__Stored items__.
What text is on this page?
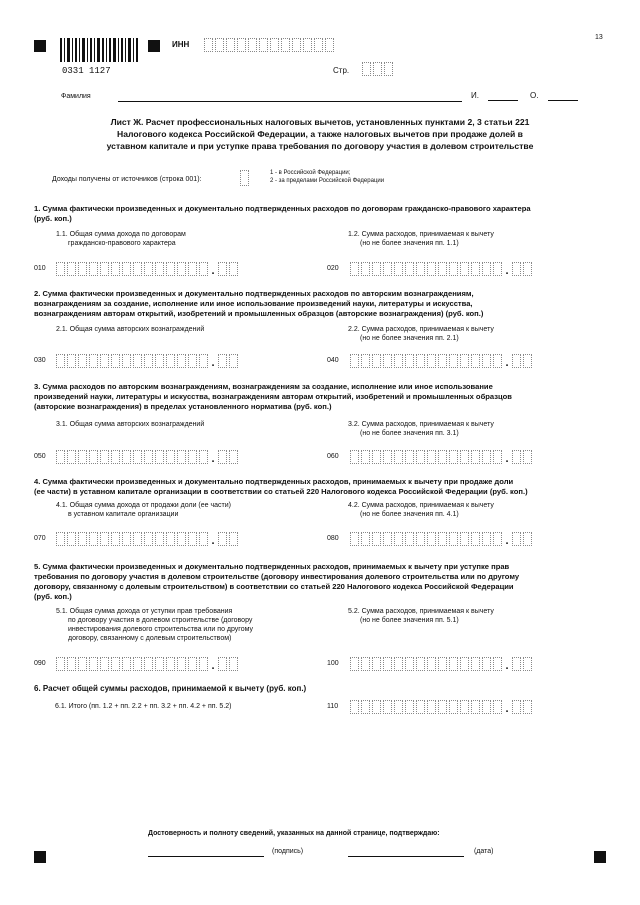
13
0331 1127
ИНН
Стр.
Фамилия	И.	О.
Лист Ж. Расчет профессиональных налоговых вычетов, установленных пунктами 2, 3 статьи 221
Налогового кодекса Российской Федерации, а также налоговых вычетов при продаже долей в
уставном капитале и при уступке права требования по договору участия в долевом строительстве
Доходы получены от источников (строка 001):
1 - в Российской Федерации;
2 - за пределами Российской Федерации
1. Сумма фактически произведенных и документально подтвержденных расходов по договорам гражданско-правового характера
(руб. коп.)
1.1. Общая сумма дохода по договорам
гражданско-правового характера
1.2. Сумма расходов, принимаемая к вычету
(но не более значения пп. 1.1)
010	.	020	.
2. Сумма фактически произведенных и документально подтвержденных расходов по авторским вознаграждениям,
вознаграждениям за создание, исполнение или иное использование произведений науки, литературы и искусства,
вознаграждениям авторам открытий, изобретений и промышленных образцов (авторские вознаграждения) (руб. коп.)
2.1. Общая сумма авторских вознаграждений	2.2. Сумма расходов, принимаемая к вычету
(но не более значения пп. 2.1)
030	.	040	.
3. Сумма расходов по авторским вознаграждениям, вознаграждениям за создание, исполнение или иное использование
произведений науки, литературы и искусства, вознаграждениям авторам открытий, изобретений и промышленных образцов
(авторские вознаграждения) в пределах установленного норматива (руб. коп.)
3.1. Общая сумма авторских вознаграждений	3.2. Сумма расходов, принимаемая к вычету
(но не более значения пп. 3.1)
050	.	060	.
4. Сумма фактически произведенных и документально подтвержденных расходов, принимаемых к вычету при продаже доли
(ее части) в уставном капитале организации в соответствии со статьей 220 Налогового кодекса Российской Федерации (руб. коп.)
4.1. Общая сумма дохода от продажи доли (ее части)
в уставном капитале организации
4.2. Сумма расходов, принимаемая к вычету
(но не более значения пп. 4.1)
070	.	080	.
5. Сумма фактически произведенных и документально подтвержденных расходов, принимаемых к вычету при уступке прав
требования по договору участия в долевом строительстве (договору инвестирования долевого строительства или по другому
договору, связанному с долевым строительством) в соответствии со статьей 220 Налогового кодекса Российской Федерации
(руб. коп.)
5.1. Общая сумма дохода от уступки прав требования
по договору участия в долевом строительстве (договору
инвестирования долевого строительства или по другому
договору, связанному с долевым строительством)
5.2. Сумма расходов, принимаемая к вычету
(но не более значения пп. 5.1)
090	.	100	.
6. Расчет общей суммы расходов, принимаемой к вычету (руб. коп.)
6.1. Итого (пп. 1.2 + пп. 2.2 + пп. 3.2 + пп. 4.2 + пп. 5.2)	110	.
Достоверность и полноту сведений, указанных на данной странице, подтверждаю:
(подпись)	(дата)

__Task brief__. Return the whole listing, word for word, and leave out every picture.

__Correct output__.
What text is on this page?
13
0331 1127
ИНН
Стр.
Фамилия	И.	О.
Лист Ж. Расчет профессиональных налоговых вычетов, установленных пунктами 2, 3 статьи 221
Налогового кодекса Российской Федерации, а также налоговых вычетов при продаже долей в
уставном капитале и при уступке права требования по договору участия в долевом строительстве
Доходы получены от источников (строка 001):
1 - в Российской Федерации;
2 - за пределами Российской Федерации
1. Сумма фактически произведенных и документально подтвержденных расходов по договорам гражданско-правового характера
(руб. коп.)
1.1. Общая сумма дохода по договорам
гражданско-правового характера
1.2. Сумма расходов, принимаемая к вычету
(но не более значения пп. 1.1)
010	.	020	.
2. Сумма фактически произведенных и документально подтвержденных расходов по авторским вознаграждениям,
вознаграждениям за создание, исполнение или иное использование произведений науки, литературы и искусства,
вознаграждениям авторам открытий, изобретений и промышленных образцов (авторские вознаграждения) (руб. коп.)
2.1. Общая сумма авторских вознаграждений	2.2. Сумма расходов, принимаемая к вычету
(но не более значения пп. 2.1)
030	.	040	.
3. Сумма расходов по авторским вознаграждениям, вознаграждениям за создание, исполнение или иное использование
произведений науки, литературы и искусства, вознаграждениям авторам открытий, изобретений и промышленных образцов
(авторские вознаграждения) в пределах установленного норматива (руб. коп.)
3.1. Общая сумма авторских вознаграждений	3.2. Сумма расходов, принимаемая к вычету
(но не более значения пп. 3.1)
050	.	060	.
4. Сумма фактически произведенных и документально подтвержденных расходов, принимаемых к вычету при продаже доли
(ее части) в уставном капитале организации в соответствии со статьей 220 Налогового кодекса Российской Федерации (руб. коп.)
4.1. Общая сумма дохода от продажи доли (ее части)
в уставном капитале организации
4.2. Сумма расходов, принимаемая к вычету
(но не более значения пп. 4.1)
070	.	080	.
5. Сумма фактически произведенных и документально подтвержденных расходов, принимаемых к вычету при уступке прав
требования по договору участия в долевом строительстве (договору инвестирования долевого строительства или по другому
договору, связанному с долевым строительством) в соответствии со статьей 220 Налогового кодекса Российской Федерации
(руб. коп.)
5.1. Общая сумма дохода от уступки прав требования
по договору участия в долевом строительстве (договору
инвестирования долевого строительства или по другому
договору, связанному с долевым строительством)
5.2. Сумма расходов, принимаемая к вычету
(но не более значения пп. 5.1)
090	.	100	.
6. Расчет общей суммы расходов, принимаемой к вычету (руб. коп.)
6.1. Итого (пп. 1.2 + пп. 2.2 + пп. 3.2 + пп. 4.2 + пп. 5.2)	110	.
Достоверность и полноту сведений, указанных на данной странице, подтверждаю:
(подпись)	(дата)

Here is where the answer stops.